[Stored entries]
_ _ _ _ _

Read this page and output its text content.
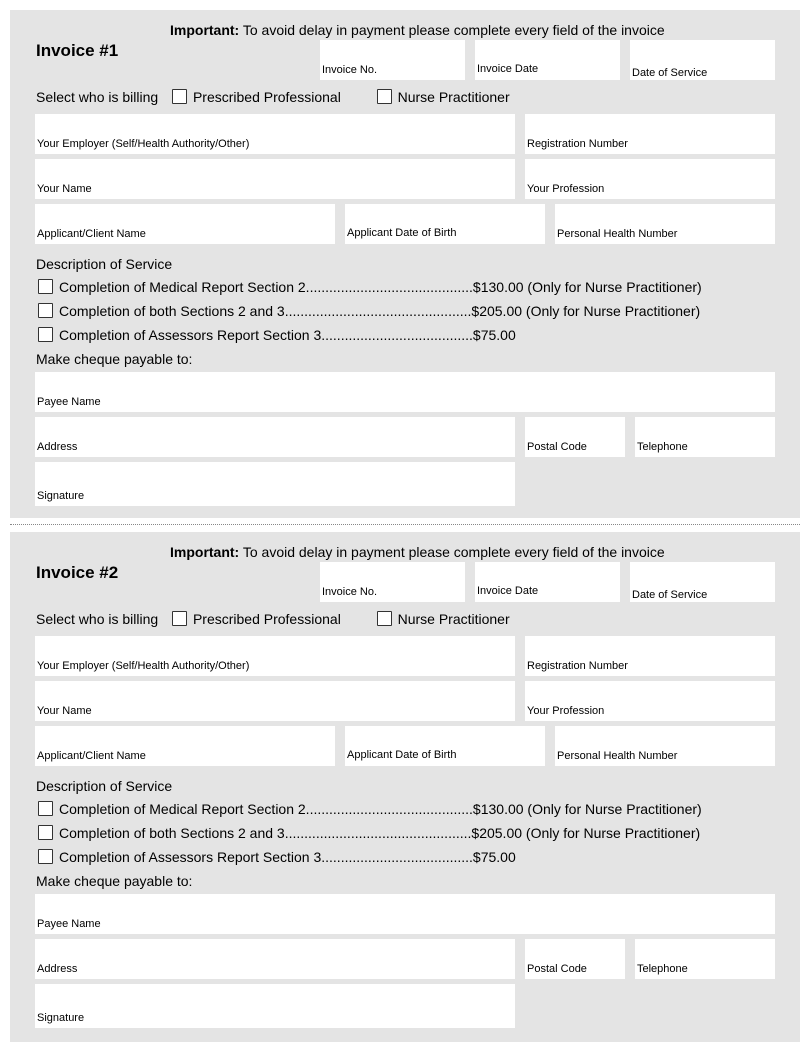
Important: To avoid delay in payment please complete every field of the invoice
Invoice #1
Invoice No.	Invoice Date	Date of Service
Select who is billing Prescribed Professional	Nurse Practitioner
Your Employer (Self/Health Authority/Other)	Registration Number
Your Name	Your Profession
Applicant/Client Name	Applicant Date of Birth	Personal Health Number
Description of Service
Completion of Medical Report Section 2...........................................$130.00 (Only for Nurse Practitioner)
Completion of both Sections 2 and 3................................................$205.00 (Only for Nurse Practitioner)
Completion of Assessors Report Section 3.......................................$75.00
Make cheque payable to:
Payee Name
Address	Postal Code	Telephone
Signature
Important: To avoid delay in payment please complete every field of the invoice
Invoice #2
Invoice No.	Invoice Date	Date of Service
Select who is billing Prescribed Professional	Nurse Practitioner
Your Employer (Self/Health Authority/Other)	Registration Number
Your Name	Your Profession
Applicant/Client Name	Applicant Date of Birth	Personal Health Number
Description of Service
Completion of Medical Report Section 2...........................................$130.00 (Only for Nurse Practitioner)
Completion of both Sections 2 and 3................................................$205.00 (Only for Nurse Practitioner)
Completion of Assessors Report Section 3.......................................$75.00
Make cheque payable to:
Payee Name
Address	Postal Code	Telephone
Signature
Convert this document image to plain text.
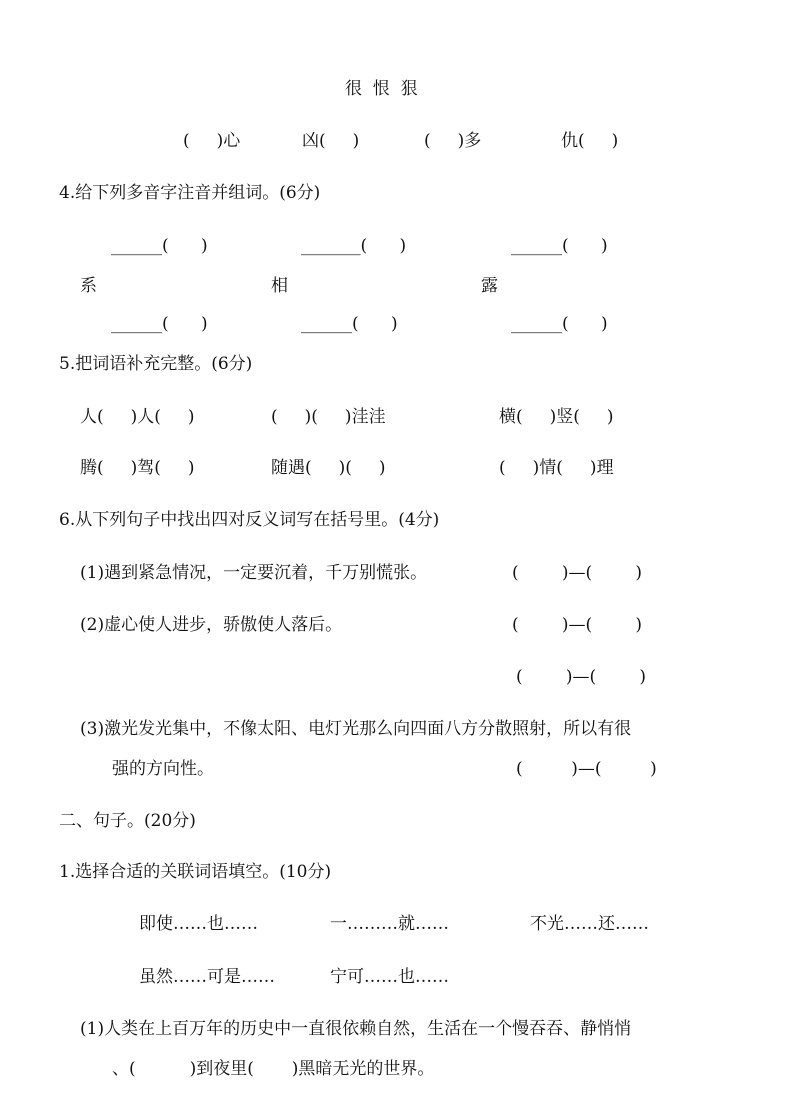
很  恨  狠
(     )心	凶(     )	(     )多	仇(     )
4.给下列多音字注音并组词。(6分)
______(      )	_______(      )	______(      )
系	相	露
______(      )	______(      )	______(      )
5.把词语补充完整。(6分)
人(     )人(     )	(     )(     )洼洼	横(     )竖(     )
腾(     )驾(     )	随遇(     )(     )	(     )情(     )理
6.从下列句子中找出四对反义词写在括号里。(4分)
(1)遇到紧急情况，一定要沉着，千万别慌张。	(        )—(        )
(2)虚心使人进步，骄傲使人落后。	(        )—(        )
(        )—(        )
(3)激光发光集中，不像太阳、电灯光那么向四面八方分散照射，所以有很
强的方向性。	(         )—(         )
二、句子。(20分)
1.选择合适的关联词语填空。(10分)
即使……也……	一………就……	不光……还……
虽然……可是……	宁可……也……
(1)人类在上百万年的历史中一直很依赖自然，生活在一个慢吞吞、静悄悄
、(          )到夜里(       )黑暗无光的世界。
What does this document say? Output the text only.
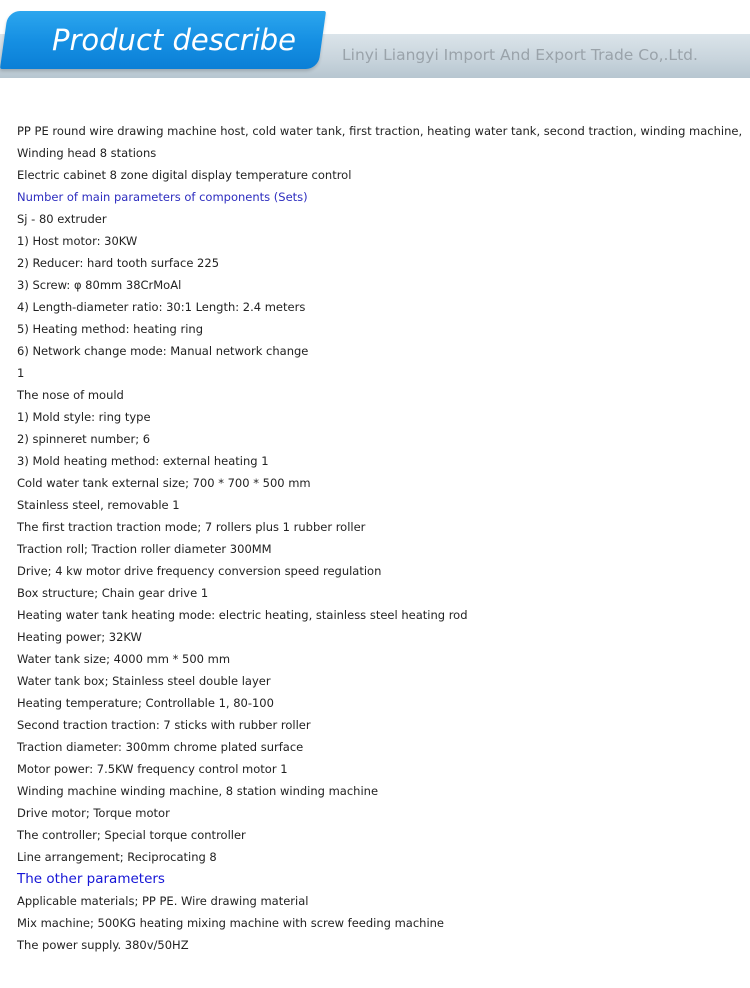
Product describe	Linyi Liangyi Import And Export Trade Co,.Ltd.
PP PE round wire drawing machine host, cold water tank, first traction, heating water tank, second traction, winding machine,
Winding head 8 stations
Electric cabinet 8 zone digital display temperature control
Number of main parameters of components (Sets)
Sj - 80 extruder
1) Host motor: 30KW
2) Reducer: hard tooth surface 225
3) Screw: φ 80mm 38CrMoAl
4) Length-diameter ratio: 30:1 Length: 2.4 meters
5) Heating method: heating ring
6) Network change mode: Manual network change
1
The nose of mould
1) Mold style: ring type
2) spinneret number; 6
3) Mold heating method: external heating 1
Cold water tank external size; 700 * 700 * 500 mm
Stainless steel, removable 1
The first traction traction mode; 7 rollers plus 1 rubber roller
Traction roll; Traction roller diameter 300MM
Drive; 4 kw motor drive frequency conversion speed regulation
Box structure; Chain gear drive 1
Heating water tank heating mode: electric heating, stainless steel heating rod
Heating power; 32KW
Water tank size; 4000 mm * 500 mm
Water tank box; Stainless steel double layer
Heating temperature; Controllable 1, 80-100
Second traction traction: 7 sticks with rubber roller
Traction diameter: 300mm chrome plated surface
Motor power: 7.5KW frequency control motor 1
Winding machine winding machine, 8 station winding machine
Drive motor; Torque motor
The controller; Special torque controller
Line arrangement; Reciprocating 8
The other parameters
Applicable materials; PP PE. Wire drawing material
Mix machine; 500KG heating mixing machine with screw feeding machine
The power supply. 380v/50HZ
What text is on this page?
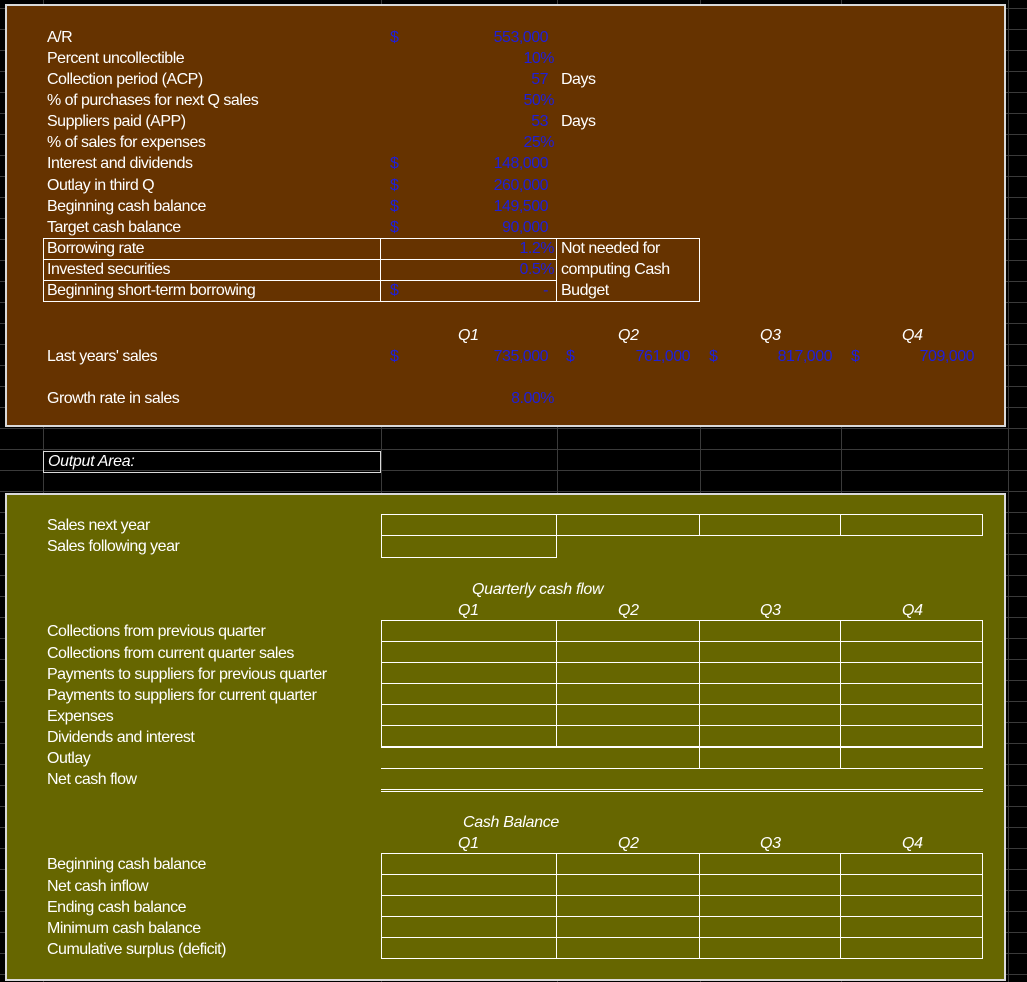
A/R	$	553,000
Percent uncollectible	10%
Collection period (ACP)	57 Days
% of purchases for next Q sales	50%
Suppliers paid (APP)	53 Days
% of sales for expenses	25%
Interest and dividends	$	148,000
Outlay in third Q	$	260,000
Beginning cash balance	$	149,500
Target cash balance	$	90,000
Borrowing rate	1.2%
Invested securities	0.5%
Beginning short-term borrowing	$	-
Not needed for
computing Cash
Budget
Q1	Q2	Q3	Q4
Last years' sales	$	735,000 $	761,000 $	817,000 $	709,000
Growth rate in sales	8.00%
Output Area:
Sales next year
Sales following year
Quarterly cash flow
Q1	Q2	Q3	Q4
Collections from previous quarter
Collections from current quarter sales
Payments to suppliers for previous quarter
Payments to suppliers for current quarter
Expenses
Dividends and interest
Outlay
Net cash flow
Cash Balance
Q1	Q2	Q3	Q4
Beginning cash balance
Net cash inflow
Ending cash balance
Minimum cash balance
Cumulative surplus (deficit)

_ _ _ _ _

**TASK DIRECTIONS**
Retype the whole listing exactly and leave the pictures out.

**OUTPUT OF THE EXERCISE**
Read this page and output its text content.
Important: To avoid delay in payment please complete every field of the invoice
Invoice #1
Invoice No.	Invoice Date	Date of Service
Select who is billing Prescribed Professional	Nurse Practitioner
Your Employer (Self/Health Authority/Other)	Registration Number
Your Name	Your Profession
Applicant/Client Name	Applicant Date of Birth	Personal Health Number
Description of Service
Completion of Medical Report Section 2...........................................$130.00 (Only for Nurse Practitioner)
Completion of both Sections 2 and 3................................................$205.00 (Only for Nurse Practitioner)
Completion of Assessors Report Section 3.......................................$75.00
Make cheque payable to:
Payee Name
Address	Postal Code	Telephone
Signature
Important: To avoid delay in payment please complete every field of the invoice
Invoice #2
Invoice No.	Invoice Date	Date of Service
Select who is billing Prescribed Professional	Nurse Practitioner
Your Employer (Self/Health Authority/Other)	Registration Number
Your Name	Your Profession
Applicant/Client Name	Applicant Date of Birth	Personal Health Number
Description of Service
Completion of Medical Report Section 2...........................................$130.00 (Only for Nurse Practitioner)
Completion of both Sections 2 and 3................................................$205.00 (Only for Nurse Practitioner)
Completion of Assessors Report Section 3.......................................$75.00
Make cheque payable to:
Payee Name
Address	Postal Code	Telephone
Signature
Convert this document image to plain text.
很  恨  狠
(     )心	凶(     )	(     )多	仇(     )
4.给下列多音字注音并组词。(6分)
______(      )	_______(      )	______(      )
系	相	露
______(      )	______(      )	______(      )
5.把词语补充完整。(6分)
人(     )人(     )	(     )(     )洼洼	横(     )竖(     )
腾(     )驾(     )	随遇(     )(     )	(     )情(     )理
6.从下列句子中找出四对反义词写在括号里。(4分)
(1)遇到紧急情况，一定要沉着，千万别慌张。	(        )—(        )
(2)虚心使人进步，骄傲使人落后。	(        )—(        )
(        )—(        )
(3)激光发光集中，不像太阳、电灯光那么向四面八方分散照射，所以有很
强的方向性。	(         )—(         )
二、句子。(20分)
1.选择合适的关联词语填空。(10分)
即使……也……	一………就……	不光……还……
虽然……可是……	宁可……也……
(1)人类在上百万年的历史中一直很依赖自然，生活在一个慢吞吞、静悄悄
、(          )到夜里(       )黑暗无光的世界。
What does this document say? Output the text only.
Product describe	Linyi Liangyi Import And Export Trade Co,.Ltd.
PP PE round wire drawing machine host, cold water tank, first traction, heating water tank, second traction, winding machine,
Winding head 8 stations
Electric cabinet 8 zone digital display temperature control
Number of main parameters of components (Sets)
Sj - 80 extruder
1) Host motor: 30KW
2) Reducer: hard tooth surface 225
3) Screw: φ 80mm 38CrMoAl
4) Length-diameter ratio: 30:1 Length: 2.4 meters
5) Heating method: heating ring
6) Network change mode: Manual network change
1
The nose of mould
1) Mold style: ring type
2) spinneret number; 6
3) Mold heating method: external heating 1
Cold water tank external size; 700 * 700 * 500 mm
Stainless steel, removable 1
The first traction traction mode; 7 rollers plus 1 rubber roller
Traction roll; Traction roller diameter 300MM
Drive; 4 kw motor drive frequency conversion speed regulation
Box structure; Chain gear drive 1
Heating water tank heating mode: electric heating, stainless steel heating rod
Heating power; 32KW
Water tank size; 4000 mm * 500 mm
Water tank box; Stainless steel double layer
Heating temperature; Controllable 1, 80-100
Second traction traction: 7 sticks with rubber roller
Traction diameter: 300mm chrome plated surface
Motor power: 7.5KW frequency control motor 1
Winding machine winding machine, 8 station winding machine
Drive motor; Torque motor
The controller; Special torque controller
Line arrangement; Reciprocating 8
The other parameters
Applicable materials; PP PE. Wire drawing material
Mix machine; 500KG heating mixing machine with screw feeding machine
The power supply. 380v/50HZ
What text is on this page?
A/R	$	553,000
Percent uncollectible	10%
Collection period (ACP)	57 Days
% of purchases for next Q sales	50%
Suppliers paid (APP)	53 Days
% of sales for expenses	25%
Interest and dividends	$	148,000
Outlay in third Q	$	260,000
Beginning cash balance	$	149,500
Target cash balance	$	90,000
Borrowing rate	1.2%
Invested securities	0.5%
Beginning short-term borrowing	$	-
Not needed for
computing Cash
Budget
Q1	Q2	Q3	Q4
Last years' sales	$	735,000 $	761,000 $	817,000 $	709,000
Growth rate in sales	8.00%
Output Area:
Sales next year
Sales following year
Quarterly cash flow
Q1	Q2	Q3	Q4
Collections from previous quarter
Collections from current quarter sales
Payments to suppliers for previous quarter
Payments to suppliers for current quarter
Expenses
Dividends and interest
Outlay
Net cash flow
Cash Balance
Q1	Q2	Q3	Q4
Beginning cash balance
Net cash inflow
Ending cash balance
Minimum cash balance
Cumulative surplus (deficit)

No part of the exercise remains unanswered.